- _WRITTEN TASK_
Reproduce the listing below exactly, minus its pictures.

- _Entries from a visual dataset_
★ ★ ★ ★
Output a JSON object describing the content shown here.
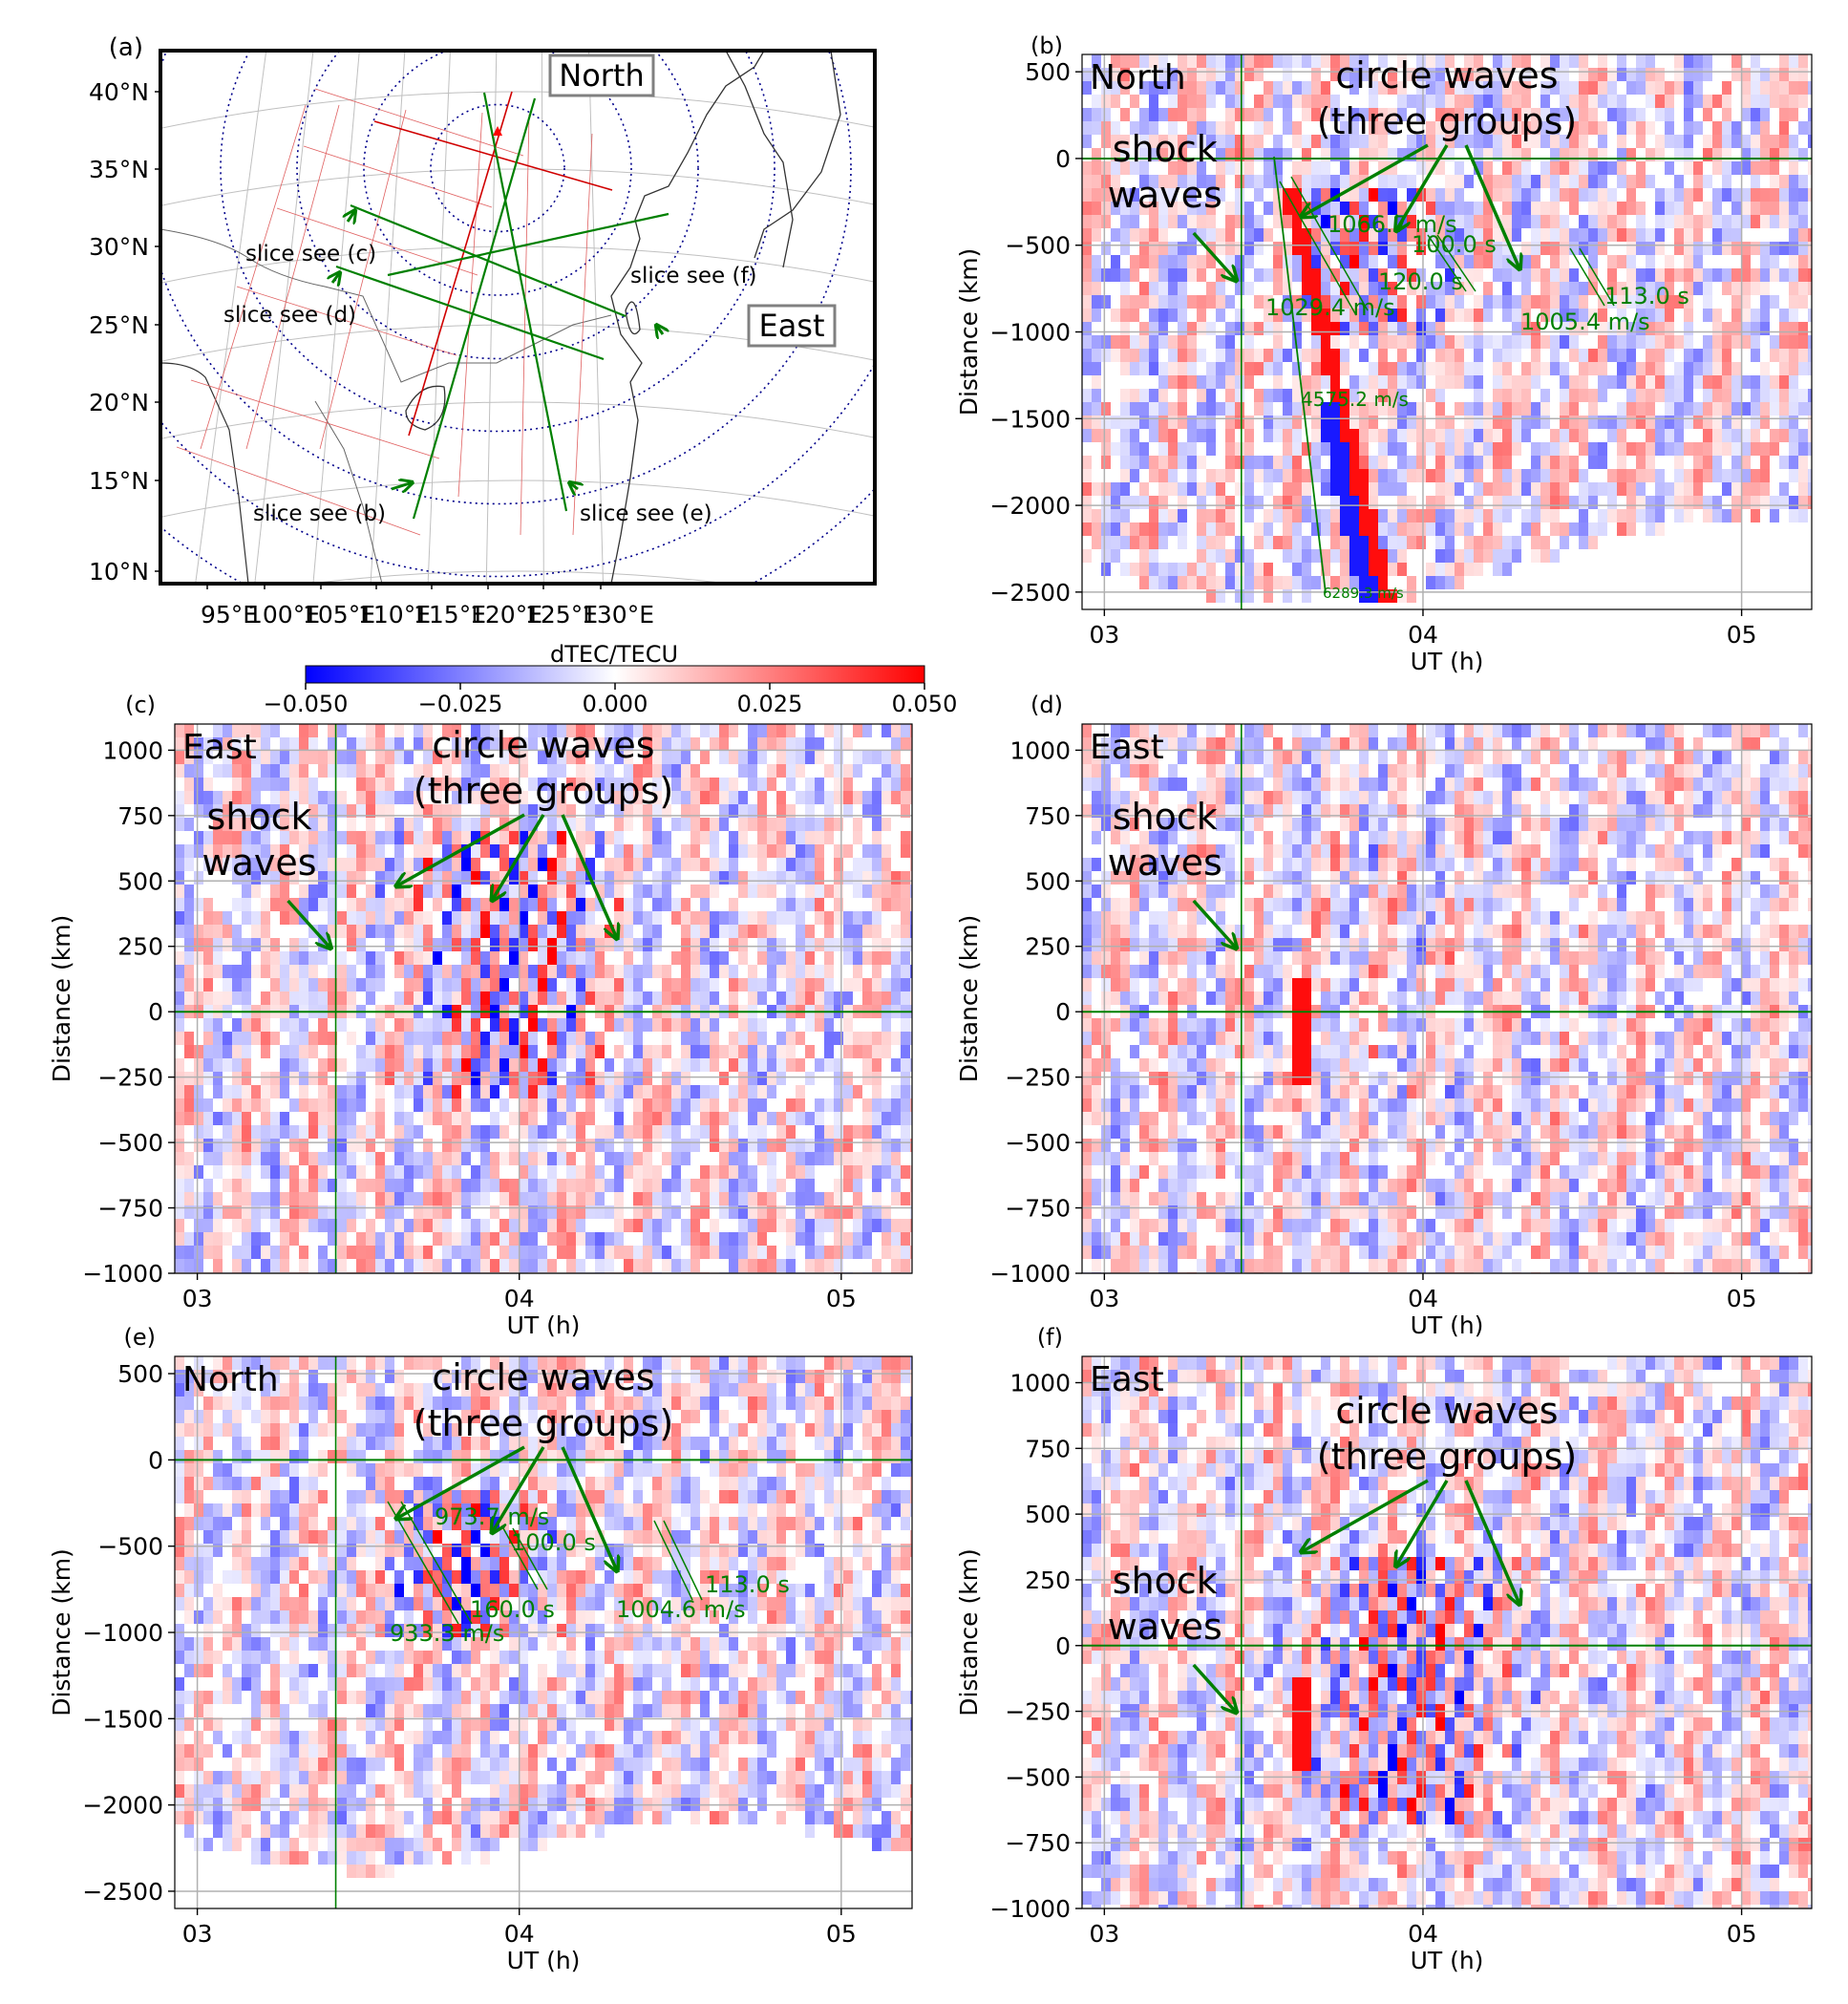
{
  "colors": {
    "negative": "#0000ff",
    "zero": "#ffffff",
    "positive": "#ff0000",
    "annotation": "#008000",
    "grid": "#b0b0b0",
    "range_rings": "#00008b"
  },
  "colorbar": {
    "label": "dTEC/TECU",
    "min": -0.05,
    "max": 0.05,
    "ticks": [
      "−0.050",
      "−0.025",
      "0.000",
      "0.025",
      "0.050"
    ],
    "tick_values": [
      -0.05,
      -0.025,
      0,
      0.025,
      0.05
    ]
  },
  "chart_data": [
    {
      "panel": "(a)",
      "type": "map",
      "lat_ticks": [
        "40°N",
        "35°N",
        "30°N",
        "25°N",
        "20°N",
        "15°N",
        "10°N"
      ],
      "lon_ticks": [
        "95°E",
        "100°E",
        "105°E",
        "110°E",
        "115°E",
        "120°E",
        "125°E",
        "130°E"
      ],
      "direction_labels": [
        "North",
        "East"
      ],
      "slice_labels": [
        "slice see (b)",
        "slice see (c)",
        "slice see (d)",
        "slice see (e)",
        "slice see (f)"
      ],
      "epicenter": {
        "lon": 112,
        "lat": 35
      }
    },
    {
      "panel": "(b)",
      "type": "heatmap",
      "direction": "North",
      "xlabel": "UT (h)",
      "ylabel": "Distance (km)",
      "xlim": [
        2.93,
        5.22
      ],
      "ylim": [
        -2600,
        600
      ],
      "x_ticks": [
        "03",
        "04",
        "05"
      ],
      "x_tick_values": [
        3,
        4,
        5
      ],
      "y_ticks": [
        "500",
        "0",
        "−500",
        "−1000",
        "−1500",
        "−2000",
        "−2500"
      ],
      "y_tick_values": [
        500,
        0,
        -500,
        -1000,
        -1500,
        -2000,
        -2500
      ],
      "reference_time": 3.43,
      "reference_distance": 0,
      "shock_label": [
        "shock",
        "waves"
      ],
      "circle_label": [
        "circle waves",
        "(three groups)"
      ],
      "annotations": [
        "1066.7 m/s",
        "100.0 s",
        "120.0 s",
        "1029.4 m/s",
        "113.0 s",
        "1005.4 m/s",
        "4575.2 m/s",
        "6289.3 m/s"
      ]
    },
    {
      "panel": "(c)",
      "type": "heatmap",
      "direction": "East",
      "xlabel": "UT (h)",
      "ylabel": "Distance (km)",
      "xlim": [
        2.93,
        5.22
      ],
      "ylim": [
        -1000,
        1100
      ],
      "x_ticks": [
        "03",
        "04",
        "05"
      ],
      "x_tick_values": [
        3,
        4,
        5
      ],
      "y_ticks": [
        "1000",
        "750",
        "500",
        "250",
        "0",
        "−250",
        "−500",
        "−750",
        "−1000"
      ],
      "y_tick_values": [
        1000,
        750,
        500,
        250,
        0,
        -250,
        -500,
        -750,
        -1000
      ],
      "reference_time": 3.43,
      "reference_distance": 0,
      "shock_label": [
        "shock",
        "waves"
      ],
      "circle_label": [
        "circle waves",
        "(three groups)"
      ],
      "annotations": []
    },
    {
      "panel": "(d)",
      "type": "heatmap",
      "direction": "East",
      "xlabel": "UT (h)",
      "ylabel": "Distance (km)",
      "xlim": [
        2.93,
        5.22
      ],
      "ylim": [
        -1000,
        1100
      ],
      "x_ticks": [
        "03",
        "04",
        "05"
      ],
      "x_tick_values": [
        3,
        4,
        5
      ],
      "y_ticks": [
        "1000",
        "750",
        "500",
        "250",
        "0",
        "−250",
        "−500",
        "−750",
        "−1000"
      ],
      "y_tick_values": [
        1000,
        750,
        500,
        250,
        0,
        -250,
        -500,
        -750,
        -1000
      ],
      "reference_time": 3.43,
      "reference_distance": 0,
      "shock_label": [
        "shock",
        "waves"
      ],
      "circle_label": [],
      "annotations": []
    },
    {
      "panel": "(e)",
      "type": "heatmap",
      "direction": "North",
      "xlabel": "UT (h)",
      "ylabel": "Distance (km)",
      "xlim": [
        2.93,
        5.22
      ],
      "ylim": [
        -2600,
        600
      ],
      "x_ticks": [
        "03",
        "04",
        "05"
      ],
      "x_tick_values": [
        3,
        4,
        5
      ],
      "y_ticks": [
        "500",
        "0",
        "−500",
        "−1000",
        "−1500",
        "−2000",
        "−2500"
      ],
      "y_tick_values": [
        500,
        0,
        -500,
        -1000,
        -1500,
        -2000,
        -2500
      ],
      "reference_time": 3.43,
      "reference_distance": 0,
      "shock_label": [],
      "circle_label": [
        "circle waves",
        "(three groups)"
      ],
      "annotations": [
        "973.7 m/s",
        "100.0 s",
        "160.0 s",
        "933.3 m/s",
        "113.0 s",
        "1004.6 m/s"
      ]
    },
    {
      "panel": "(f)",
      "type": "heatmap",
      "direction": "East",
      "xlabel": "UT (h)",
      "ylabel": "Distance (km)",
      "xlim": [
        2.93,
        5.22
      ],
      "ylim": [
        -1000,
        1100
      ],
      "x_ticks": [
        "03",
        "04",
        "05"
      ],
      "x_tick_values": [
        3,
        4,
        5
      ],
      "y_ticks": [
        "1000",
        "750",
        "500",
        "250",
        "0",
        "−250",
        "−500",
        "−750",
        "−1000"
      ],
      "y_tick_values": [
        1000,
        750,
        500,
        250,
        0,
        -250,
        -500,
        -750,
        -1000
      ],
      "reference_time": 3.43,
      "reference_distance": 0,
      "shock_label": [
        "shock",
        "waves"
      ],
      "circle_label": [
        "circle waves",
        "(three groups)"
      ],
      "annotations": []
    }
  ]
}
★ ★ ★ ★
- _FINISHED EXERCISE_
Output a JSON object describing the content shown here.
{
  "colors": {
    "negative": "#0000ff",
    "zero": "#ffffff",
    "positive": "#ff0000",
    "annotation": "#008000",
    "grid": "#b0b0b0",
    "range_rings": "#00008b"
  },
  "colorbar": {
    "label": "dTEC/TECU",
    "min": -0.05,
    "max": 0.05,
    "ticks": [
      "−0.050",
      "−0.025",
      "0.000",
      "0.025",
      "0.050"
    ],
    "tick_values": [
      -0.05,
      -0.025,
      0,
      0.025,
      0.05
    ]
  },
  "chart_data": [
    {
      "panel": "(a)",
      "type": "map",
      "lat_ticks": [
        "40°N",
        "35°N",
        "30°N",
        "25°N",
        "20°N",
        "15°N",
        "10°N"
      ],
      "lon_ticks": [
        "95°E",
        "100°E",
        "105°E",
        "110°E",
        "115°E",
        "120°E",
        "125°E",
        "130°E"
      ],
      "direction_labels": [
        "North",
        "East"
      ],
      "slice_labels": [
        "slice see (b)",
        "slice see (c)",
        "slice see (d)",
        "slice see (e)",
        "slice see (f)"
      ],
      "epicenter": {
        "lon": 112,
        "lat": 35
      }
    },
    {
      "panel": "(b)",
      "type": "heatmap",
      "direction": "North",
      "xlabel": "UT (h)",
      "ylabel": "Distance (km)",
      "xlim": [
        2.93,
        5.22
      ],
      "ylim": [
        -2600,
        600
      ],
      "x_ticks": [
        "03",
        "04",
        "05"
      ],
      "x_tick_values": [
        3,
        4,
        5
      ],
      "y_ticks": [
        "500",
        "0",
        "−500",
        "−1000",
        "−1500",
        "−2000",
        "−2500"
      ],
      "y_tick_values": [
        500,
        0,
        -500,
        -1000,
        -1500,
        -2000,
        -2500
      ],
      "reference_time": 3.43,
      "reference_distance": 0,
      "shock_label": [
        "shock",
        "waves"
      ],
      "circle_label": [
        "circle waves",
        "(three groups)"
      ],
      "annotations": [
        "1066.7 m/s",
        "100.0 s",
        "120.0 s",
        "1029.4 m/s",
        "113.0 s",
        "1005.4 m/s",
        "4575.2 m/s",
        "6289.3 m/s"
      ]
    },
    {
      "panel": "(c)",
      "type": "heatmap",
      "direction": "East",
      "xlabel": "UT (h)",
      "ylabel": "Distance (km)",
      "xlim": [
        2.93,
        5.22
      ],
      "ylim": [
        -1000,
        1100
      ],
      "x_ticks": [
        "03",
        "04",
        "05"
      ],
      "x_tick_values": [
        3,
        4,
        5
      ],
      "y_ticks": [
        "1000",
        "750",
        "500",
        "250",
        "0",
        "−250",
        "−500",
        "−750",
        "−1000"
      ],
      "y_tick_values": [
        1000,
        750,
        500,
        250,
        0,
        -250,
        -500,
        -750,
        -1000
      ],
      "reference_time": 3.43,
      "reference_distance": 0,
      "shock_label": [
        "shock",
        "waves"
      ],
      "circle_label": [
        "circle waves",
        "(three groups)"
      ],
      "annotations": []
    },
    {
      "panel": "(d)",
      "type": "heatmap",
      "direction": "East",
      "xlabel": "UT (h)",
      "ylabel": "Distance (km)",
      "xlim": [
        2.93,
        5.22
      ],
      "ylim": [
        -1000,
        1100
      ],
      "x_ticks": [
        "03",
        "04",
        "05"
      ],
      "x_tick_values": [
        3,
        4,
        5
      ],
      "y_ticks": [
        "1000",
        "750",
        "500",
        "250",
        "0",
        "−250",
        "−500",
        "−750",
        "−1000"
      ],
      "y_tick_values": [
        1000,
        750,
        500,
        250,
        0,
        -250,
        -500,
        -750,
        -1000
      ],
      "reference_time": 3.43,
      "reference_distance": 0,
      "shock_label": [
        "shock",
        "waves"
      ],
      "circle_label": [],
      "annotations": []
    },
    {
      "panel": "(e)",
      "type": "heatmap",
      "direction": "North",
      "xlabel": "UT (h)",
      "ylabel": "Distance (km)",
      "xlim": [
        2.93,
        5.22
      ],
      "ylim": [
        -2600,
        600
      ],
      "x_ticks": [
        "03",
        "04",
        "05"
      ],
      "x_tick_values": [
        3,
        4,
        5
      ],
      "y_ticks": [
        "500",
        "0",
        "−500",
        "−1000",
        "−1500",
        "−2000",
        "−2500"
      ],
      "y_tick_values": [
        500,
        0,
        -500,
        -1000,
        -1500,
        -2000,
        -2500
      ],
      "reference_time": 3.43,
      "reference_distance": 0,
      "shock_label": [],
      "circle_label": [
        "circle waves",
        "(three groups)"
      ],
      "annotations": [
        "973.7 m/s",
        "100.0 s",
        "160.0 s",
        "933.3 m/s",
        "113.0 s",
        "1004.6 m/s"
      ]
    },
    {
      "panel": "(f)",
      "type": "heatmap",
      "direction": "East",
      "xlabel": "UT (h)",
      "ylabel": "Distance (km)",
      "xlim": [
        2.93,
        5.22
      ],
      "ylim": [
        -1000,
        1100
      ],
      "x_ticks": [
        "03",
        "04",
        "05"
      ],
      "x_tick_values": [
        3,
        4,
        5
      ],
      "y_ticks": [
        "1000",
        "750",
        "500",
        "250",
        "0",
        "−250",
        "−500",
        "−750",
        "−1000"
      ],
      "y_tick_values": [
        1000,
        750,
        500,
        250,
        0,
        -250,
        -500,
        -750,
        -1000
      ],
      "reference_time": 3.43,
      "reference_distance": 0,
      "shock_label": [
        "shock",
        "waves"
      ],
      "circle_label": [
        "circle waves",
        "(three groups)"
      ],
      "annotations": []
    }
  ]
}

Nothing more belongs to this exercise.